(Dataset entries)

+++++

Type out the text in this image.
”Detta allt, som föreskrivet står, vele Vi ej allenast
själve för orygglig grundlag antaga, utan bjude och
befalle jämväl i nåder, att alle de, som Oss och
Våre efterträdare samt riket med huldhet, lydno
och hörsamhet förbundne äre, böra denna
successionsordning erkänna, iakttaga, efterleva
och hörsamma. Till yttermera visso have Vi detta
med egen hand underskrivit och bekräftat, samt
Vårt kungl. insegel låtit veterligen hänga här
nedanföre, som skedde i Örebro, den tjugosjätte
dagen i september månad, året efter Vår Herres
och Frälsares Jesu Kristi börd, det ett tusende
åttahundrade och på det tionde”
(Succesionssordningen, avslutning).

+++++

• [Set problem]:
Would you reproduce the material above in full, exactly as given?

• [Exercise answer]:
Type out the text in this image.
”Detta allt, som föreskrivet står, vele Vi ej allenast
själve för orygglig grundlag antaga, utan bjude och
befalle jämväl i nåder, att alle de, som Oss och
Våre efterträdare samt riket med huldhet, lydno
och hörsamhet förbundne äre, böra denna
successionsordning erkänna, iakttaga, efterleva
och hörsamma. Till yttermera visso have Vi detta
med egen hand underskrivit och bekräftat, samt
Vårt kungl. insegel låtit veterligen hänga här
nedanföre, som skedde i Örebro, den tjugosjätte
dagen i september månad, året efter Vår Herres
och Frälsares Jesu Kristi börd, det ett tusende
åttahundrade och på det tionde”
(Succesionssordningen, avslutning).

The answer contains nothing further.